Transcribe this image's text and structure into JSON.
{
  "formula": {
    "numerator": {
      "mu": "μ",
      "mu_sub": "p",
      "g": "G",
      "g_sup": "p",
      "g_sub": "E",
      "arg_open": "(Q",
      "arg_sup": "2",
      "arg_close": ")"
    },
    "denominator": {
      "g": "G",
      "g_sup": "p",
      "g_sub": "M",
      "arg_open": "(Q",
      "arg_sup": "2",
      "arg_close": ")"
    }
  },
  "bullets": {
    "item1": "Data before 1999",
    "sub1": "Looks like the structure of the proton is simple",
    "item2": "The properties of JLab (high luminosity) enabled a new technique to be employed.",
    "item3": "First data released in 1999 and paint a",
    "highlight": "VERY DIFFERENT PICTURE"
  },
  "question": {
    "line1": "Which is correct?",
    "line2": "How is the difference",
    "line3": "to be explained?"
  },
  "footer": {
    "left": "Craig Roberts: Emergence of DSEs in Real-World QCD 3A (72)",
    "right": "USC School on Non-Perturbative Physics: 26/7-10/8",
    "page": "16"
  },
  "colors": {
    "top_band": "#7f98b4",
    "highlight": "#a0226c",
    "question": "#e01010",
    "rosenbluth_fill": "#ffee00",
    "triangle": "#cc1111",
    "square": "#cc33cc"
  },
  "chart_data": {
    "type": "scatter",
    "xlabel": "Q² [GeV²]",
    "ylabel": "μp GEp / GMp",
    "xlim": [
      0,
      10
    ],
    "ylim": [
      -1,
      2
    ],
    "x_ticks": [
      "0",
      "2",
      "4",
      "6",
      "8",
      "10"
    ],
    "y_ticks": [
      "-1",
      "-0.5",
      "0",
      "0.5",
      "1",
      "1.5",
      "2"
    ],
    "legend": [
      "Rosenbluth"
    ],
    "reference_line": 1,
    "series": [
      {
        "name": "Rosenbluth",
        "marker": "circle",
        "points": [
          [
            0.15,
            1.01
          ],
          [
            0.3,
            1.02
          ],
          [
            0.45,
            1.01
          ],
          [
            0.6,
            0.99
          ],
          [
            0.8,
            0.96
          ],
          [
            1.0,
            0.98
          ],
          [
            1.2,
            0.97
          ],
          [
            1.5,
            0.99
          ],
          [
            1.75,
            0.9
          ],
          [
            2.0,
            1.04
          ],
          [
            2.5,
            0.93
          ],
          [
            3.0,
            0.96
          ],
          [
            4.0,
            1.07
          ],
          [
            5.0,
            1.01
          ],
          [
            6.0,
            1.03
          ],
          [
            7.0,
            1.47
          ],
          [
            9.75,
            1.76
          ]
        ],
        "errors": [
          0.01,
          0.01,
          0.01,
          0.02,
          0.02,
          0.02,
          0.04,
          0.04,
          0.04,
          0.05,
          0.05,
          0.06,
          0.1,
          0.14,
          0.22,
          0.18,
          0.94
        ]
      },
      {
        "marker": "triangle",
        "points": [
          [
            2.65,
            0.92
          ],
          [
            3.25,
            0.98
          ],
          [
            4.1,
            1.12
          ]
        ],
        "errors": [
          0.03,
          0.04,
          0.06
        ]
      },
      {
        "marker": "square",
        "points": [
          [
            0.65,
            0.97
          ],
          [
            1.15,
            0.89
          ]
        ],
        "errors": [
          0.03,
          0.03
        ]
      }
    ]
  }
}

Aim of the task: Repeat every line of the data, exactly and in full.

Expected answer:
Transcribe this image's text and structure into JSON.
{
  "formula": {
    "numerator": {
      "mu": "μ",
      "mu_sub": "p",
      "g": "G",
      "g_sup": "p",
      "g_sub": "E",
      "arg_open": "(Q",
      "arg_sup": "2",
      "arg_close": ")"
    },
    "denominator": {
      "g": "G",
      "g_sup": "p",
      "g_sub": "M",
      "arg_open": "(Q",
      "arg_sup": "2",
      "arg_close": ")"
    }
  },
  "bullets": {
    "item1": "Data before 1999",
    "sub1": "Looks like the structure of the proton is simple",
    "item2": "The properties of JLab (high luminosity) enabled a new technique to be employed.",
    "item3": "First data released in 1999 and paint a",
    "highlight": "VERY DIFFERENT PICTURE"
  },
  "question": {
    "line1": "Which is correct?",
    "line2": "How is the difference",
    "line3": "to be explained?"
  },
  "footer": {
    "left": "Craig Roberts: Emergence of DSEs in Real-World QCD 3A (72)",
    "right": "USC School on Non-Perturbative Physics: 26/7-10/8",
    "page": "16"
  },
  "colors": {
    "top_band": "#7f98b4",
    "highlight": "#a0226c",
    "question": "#e01010",
    "rosenbluth_fill": "#ffee00",
    "triangle": "#cc1111",
    "square": "#cc33cc"
  },
  "chart_data": {
    "type": "scatter",
    "xlabel": "Q² [GeV²]",
    "ylabel": "μp GEp / GMp",
    "xlim": [
      0,
      10
    ],
    "ylim": [
      -1,
      2
    ],
    "x_ticks": [
      "0",
      "2",
      "4",
      "6",
      "8",
      "10"
    ],
    "y_ticks": [
      "-1",
      "-0.5",
      "0",
      "0.5",
      "1",
      "1.5",
      "2"
    ],
    "legend": [
      "Rosenbluth"
    ],
    "reference_line": 1,
    "series": [
      {
        "name": "Rosenbluth",
        "marker": "circle",
        "points": [
          [
            0.15,
            1.01
          ],
          [
            0.3,
            1.02
          ],
          [
            0.45,
            1.01
          ],
          [
            0.6,
            0.99
          ],
          [
            0.8,
            0.96
          ],
          [
            1.0,
            0.98
          ],
          [
            1.2,
            0.97
          ],
          [
            1.5,
            0.99
          ],
          [
            1.75,
            0.9
          ],
          [
            2.0,
            1.04
          ],
          [
            2.5,
            0.93
          ],
          [
            3.0,
            0.96
          ],
          [
            4.0,
            1.07
          ],
          [
            5.0,
            1.01
          ],
          [
            6.0,
            1.03
          ],
          [
            7.0,
            1.47
          ],
          [
            9.75,
            1.76
          ]
        ],
        "errors": [
          0.01,
          0.01,
          0.01,
          0.02,
          0.02,
          0.02,
          0.04,
          0.04,
          0.04,
          0.05,
          0.05,
          0.06,
          0.1,
          0.14,
          0.22,
          0.18,
          0.94
        ]
      },
      {
        "marker": "triangle",
        "points": [
          [
            2.65,
            0.92
          ],
          [
            3.25,
            0.98
          ],
          [
            4.1,
            1.12
          ]
        ],
        "errors": [
          0.03,
          0.04,
          0.06
        ]
      },
      {
        "marker": "square",
        "points": [
          [
            0.65,
            0.97
          ],
          [
            1.15,
            0.89
          ]
        ],
        "errors": [
          0.03,
          0.03
        ]
      }
    ]
  }
}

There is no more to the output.